APPLY WHAT YOU READ =>
(a) Copy the forum thread word for word from "For help, advice" to "to dig deep.)".
(b) In the forum thread, which act makes endangering the safety of an aerodrome an offence?

SOURCE PASSAGE =>
────────────────────────────────────────

For help, advice and discussion about stuff not related to aviation. Play nice: no religion, no politics and no axe grinding please.
#1715326
You have to hand it to the legal trade for mutual job creation, "Leave to appeal? Certainly!"

Both sets of lawyers get another bite at the cherry, and different judges get to hear the case. (Oh, we need more judges to cope with the increased workload? Well, guess we've got to dig deep.)

All of this expensive exercise, or as near all as makes no odds, funded by the taxpayer.

Bill H
#1715343
Sooty25 wrote:not sure it will be taxpayer funded, why should it be?


CPS prosecutor, whether employee or as often commissioned, and judge will both be paid out public funds through MoJ. Whether appellants will get Legal Aid I don't know.

If grounds for appeal raise important points of law or public policy, eg challenge to validity of use of anti-terrorism statute in this case, I'd expect both sides to use senior, therefore expensive, Counsel. If such issues are raised and settled one way or another, then Appeal may serve a useful long term purpose for society.
#1715396
What they did was clearly a criminal act, regardless of whether they think it was justified. To get to the point of deportation, I'd guess all legal appeals had been exhausted, so under UK law, they were to leave.

I hope costs get awarded to CPS once this fails.
#1715403
Could be an interesting appeal..... this earlier article gives the reasons for their appeal.

After a nine-week trial, the protesters were last month convicted of endangering the safety of an aerodrome, an offence under the 1990 Aviation and Maritime Security Act that carries a maximum sentence of life in prison.

The verdict – described by Amnesty International as a “crushing blow for human rights in the UK” – came after the judge told the jury to disregard all evidence put forward by the defendants to support the defence that they acted to stop human rights abuses.

────────────────────────────────────────

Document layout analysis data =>
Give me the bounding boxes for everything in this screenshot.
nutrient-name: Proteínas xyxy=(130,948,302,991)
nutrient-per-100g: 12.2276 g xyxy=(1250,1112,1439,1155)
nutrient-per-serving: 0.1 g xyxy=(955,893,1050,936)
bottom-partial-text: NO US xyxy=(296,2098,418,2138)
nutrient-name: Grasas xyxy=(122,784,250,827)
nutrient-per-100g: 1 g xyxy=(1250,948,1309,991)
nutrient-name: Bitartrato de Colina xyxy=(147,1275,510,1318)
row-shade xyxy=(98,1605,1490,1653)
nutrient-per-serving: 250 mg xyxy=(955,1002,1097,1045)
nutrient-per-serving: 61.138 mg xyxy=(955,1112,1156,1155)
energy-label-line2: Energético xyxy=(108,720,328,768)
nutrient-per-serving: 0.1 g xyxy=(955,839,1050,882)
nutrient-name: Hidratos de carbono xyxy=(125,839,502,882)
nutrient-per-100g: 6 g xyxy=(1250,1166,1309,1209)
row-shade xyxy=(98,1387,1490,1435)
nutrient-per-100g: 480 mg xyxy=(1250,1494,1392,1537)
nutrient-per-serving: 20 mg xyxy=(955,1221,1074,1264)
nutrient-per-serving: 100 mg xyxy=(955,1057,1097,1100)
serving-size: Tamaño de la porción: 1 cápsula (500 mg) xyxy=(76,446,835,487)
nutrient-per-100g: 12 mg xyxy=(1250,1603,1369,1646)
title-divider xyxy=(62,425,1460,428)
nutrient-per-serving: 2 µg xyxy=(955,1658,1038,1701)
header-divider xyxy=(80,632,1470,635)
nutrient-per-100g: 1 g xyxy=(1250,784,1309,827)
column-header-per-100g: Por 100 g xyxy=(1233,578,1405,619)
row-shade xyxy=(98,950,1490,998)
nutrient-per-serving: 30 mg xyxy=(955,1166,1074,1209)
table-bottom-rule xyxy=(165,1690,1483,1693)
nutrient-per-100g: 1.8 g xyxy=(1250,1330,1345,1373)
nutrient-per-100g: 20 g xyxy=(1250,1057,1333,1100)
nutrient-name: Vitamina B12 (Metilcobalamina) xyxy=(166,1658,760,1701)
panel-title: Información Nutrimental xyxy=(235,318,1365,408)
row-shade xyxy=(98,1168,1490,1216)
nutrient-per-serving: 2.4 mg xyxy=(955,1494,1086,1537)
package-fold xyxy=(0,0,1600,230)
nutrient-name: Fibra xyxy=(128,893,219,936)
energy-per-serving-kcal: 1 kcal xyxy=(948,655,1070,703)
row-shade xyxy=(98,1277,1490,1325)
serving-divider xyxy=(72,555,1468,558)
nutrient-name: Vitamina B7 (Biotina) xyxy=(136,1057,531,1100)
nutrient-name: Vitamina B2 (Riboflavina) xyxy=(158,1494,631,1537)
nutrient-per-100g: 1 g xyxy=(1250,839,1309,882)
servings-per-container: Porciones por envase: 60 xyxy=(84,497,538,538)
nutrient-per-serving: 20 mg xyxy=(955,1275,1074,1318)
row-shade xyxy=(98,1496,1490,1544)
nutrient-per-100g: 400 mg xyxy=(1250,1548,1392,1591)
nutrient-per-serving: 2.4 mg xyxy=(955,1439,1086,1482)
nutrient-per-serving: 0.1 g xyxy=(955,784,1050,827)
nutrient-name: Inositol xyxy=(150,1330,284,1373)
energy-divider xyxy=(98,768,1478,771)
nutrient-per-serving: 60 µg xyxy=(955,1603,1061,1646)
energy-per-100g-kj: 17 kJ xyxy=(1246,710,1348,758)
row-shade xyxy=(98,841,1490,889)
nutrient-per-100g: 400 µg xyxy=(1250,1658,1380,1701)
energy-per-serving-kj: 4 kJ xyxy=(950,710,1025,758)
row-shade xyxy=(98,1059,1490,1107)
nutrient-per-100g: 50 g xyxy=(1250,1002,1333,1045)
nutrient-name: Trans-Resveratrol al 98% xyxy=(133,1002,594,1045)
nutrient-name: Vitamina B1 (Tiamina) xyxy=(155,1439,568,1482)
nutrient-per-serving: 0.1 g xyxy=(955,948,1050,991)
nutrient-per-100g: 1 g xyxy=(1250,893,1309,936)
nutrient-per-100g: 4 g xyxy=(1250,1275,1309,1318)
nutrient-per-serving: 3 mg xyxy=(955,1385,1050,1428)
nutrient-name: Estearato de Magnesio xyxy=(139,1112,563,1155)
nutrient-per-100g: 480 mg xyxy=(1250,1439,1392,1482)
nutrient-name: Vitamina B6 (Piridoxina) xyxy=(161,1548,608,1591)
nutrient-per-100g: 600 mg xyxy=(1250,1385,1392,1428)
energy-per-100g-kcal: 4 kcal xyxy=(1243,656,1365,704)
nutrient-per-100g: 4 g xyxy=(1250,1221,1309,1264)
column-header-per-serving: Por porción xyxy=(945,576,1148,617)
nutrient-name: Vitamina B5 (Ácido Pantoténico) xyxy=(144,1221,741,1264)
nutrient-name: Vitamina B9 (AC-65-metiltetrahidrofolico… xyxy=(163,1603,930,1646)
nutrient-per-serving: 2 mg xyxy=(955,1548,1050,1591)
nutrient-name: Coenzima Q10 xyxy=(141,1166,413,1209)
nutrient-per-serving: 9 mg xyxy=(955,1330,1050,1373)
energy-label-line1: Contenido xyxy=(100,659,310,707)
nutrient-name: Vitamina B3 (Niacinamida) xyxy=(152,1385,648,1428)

────────────────────────────────────────

SOLUTIONS TO THE PROBLEMS =>
(a)
For help, advice and discussion about stuff not related to aviation. Play nice: no religion, no politics and no axe grinding please.
#1715326
You have to hand it to the legal trade for mutual job creation, "Leave to appeal? Certainly!"

Both sets of lawyers get another bite at the cherry, and different judges get to hear the case. (Oh, we need more judges to cope with the increased workload? Well, guess we've got to dig deep.)

(b) The 1990 Aviation and Maritime Security Act.